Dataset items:
════════════════
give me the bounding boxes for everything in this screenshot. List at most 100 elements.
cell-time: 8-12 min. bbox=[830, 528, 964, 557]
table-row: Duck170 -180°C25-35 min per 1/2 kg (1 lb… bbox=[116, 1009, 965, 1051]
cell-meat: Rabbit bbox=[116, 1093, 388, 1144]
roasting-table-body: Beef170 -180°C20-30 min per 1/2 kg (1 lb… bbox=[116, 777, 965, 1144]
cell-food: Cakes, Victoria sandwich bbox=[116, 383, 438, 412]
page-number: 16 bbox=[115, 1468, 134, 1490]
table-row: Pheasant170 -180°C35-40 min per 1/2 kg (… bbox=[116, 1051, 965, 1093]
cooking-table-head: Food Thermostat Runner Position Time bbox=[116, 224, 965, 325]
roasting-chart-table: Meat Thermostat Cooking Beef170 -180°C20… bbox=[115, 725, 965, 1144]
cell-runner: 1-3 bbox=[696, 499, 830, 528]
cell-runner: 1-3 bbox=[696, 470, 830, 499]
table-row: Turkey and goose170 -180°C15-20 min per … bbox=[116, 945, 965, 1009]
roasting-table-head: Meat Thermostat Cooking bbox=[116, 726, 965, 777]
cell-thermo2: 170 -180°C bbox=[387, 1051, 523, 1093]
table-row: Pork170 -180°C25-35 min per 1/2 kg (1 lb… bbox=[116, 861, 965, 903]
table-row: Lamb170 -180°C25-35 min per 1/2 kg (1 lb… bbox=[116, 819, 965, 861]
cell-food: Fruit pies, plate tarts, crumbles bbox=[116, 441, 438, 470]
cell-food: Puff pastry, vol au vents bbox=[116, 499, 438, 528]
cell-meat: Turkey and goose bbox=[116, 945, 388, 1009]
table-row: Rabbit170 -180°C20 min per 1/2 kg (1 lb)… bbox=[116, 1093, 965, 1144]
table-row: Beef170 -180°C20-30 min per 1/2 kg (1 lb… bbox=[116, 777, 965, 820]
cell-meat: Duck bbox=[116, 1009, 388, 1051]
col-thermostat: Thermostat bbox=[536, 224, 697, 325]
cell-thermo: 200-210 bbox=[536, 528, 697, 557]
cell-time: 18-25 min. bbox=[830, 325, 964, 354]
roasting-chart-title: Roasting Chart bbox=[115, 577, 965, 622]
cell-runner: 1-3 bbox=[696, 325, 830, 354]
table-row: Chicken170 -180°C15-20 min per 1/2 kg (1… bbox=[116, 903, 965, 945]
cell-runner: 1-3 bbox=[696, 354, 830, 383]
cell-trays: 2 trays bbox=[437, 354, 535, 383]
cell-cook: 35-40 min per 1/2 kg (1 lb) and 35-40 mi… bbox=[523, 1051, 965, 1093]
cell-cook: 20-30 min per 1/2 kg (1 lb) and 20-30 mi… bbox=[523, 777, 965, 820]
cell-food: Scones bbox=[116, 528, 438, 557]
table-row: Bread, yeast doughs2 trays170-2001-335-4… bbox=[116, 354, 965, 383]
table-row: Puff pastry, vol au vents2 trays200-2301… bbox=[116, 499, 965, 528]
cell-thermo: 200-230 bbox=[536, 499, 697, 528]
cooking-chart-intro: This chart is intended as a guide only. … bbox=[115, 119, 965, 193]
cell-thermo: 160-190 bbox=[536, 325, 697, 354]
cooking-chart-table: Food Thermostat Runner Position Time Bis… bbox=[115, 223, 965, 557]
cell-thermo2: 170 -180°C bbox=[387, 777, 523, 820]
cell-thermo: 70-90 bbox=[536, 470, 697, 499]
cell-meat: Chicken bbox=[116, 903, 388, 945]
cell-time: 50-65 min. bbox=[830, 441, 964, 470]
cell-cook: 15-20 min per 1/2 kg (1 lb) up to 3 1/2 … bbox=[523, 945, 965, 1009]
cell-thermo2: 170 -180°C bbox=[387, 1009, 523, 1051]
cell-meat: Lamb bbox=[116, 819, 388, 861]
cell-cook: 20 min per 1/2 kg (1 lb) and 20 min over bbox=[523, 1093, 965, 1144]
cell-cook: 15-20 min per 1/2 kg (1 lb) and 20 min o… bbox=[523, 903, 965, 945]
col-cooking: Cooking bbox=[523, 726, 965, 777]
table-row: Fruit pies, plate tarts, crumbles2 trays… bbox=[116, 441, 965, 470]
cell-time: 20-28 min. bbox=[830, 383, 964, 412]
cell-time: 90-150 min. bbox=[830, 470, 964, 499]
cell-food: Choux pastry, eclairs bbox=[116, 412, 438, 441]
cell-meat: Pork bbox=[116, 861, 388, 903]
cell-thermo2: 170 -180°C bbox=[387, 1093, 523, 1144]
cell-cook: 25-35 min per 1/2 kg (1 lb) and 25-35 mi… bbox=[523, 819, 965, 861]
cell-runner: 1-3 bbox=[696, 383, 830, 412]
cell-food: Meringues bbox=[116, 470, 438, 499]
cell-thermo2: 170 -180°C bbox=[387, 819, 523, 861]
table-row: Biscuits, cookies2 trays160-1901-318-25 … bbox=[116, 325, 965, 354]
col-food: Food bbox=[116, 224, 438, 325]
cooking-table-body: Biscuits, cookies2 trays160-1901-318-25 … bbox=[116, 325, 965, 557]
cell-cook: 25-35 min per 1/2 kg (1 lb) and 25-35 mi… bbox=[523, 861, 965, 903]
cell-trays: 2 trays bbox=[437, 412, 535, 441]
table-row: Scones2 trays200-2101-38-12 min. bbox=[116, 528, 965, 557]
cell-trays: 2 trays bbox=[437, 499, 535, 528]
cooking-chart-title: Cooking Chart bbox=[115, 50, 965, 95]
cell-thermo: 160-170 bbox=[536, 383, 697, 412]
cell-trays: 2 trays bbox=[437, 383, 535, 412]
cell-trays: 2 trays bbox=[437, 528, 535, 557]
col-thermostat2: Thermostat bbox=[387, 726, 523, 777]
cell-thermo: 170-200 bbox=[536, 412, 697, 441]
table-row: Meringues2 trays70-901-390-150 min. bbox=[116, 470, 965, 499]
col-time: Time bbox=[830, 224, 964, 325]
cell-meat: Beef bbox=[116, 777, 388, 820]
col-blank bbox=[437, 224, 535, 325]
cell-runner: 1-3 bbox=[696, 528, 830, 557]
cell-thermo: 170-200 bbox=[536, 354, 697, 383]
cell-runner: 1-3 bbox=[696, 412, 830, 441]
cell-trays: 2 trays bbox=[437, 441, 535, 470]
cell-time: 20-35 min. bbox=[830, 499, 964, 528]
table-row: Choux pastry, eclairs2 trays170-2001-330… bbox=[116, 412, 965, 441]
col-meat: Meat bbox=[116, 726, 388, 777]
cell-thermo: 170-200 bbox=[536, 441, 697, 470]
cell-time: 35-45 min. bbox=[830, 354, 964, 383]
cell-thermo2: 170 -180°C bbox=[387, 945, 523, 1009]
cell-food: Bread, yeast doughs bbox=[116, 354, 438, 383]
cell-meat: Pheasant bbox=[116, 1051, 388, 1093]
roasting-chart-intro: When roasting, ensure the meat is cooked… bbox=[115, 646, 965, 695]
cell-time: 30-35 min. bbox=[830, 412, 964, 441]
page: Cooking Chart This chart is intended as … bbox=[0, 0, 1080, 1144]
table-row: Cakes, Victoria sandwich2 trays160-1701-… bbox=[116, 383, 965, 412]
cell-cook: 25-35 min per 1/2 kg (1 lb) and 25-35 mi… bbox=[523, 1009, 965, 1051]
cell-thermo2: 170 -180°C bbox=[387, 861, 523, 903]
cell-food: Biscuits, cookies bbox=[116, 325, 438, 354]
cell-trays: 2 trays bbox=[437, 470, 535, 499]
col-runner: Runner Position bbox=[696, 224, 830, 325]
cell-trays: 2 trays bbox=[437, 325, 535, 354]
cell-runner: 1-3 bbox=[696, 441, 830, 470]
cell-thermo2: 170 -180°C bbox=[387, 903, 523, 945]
════════════════
*TASK REQUIREMENTS*
Transcribe the lines above word for word, from the first line up to and including the line with "roasting-chart-table: Meat Thermostat".

*SOLUTION TO THE PROBLEM*
give me the bounding boxes for everything in this screenshot. List at most 100 elements.
cell-time: 8-12 min. bbox=[830, 528, 964, 557]
table-row: Duck170 -180°C25-35 min per 1/2 kg (1 lb… bbox=[116, 1009, 965, 1051]
cell-meat: Rabbit bbox=[116, 1093, 388, 1144]
roasting-table-body: Beef170 -180°C20-30 min per 1/2 kg (1 lb… bbox=[116, 777, 965, 1144]
cell-food: Cakes, Victoria sandwich bbox=[116, 383, 438, 412]
page-number: 16 bbox=[115, 1468, 134, 1490]
table-row: Pheasant170 -180°C35-40 min per 1/2 kg (… bbox=[116, 1051, 965, 1093]
cooking-table-head: Food Thermostat Runner Position Time bbox=[116, 224, 965, 325]
roasting-chart-table: Meat Thermostat Cooking Beef170 -180°C20… bbox=[115, 725, 965, 1144]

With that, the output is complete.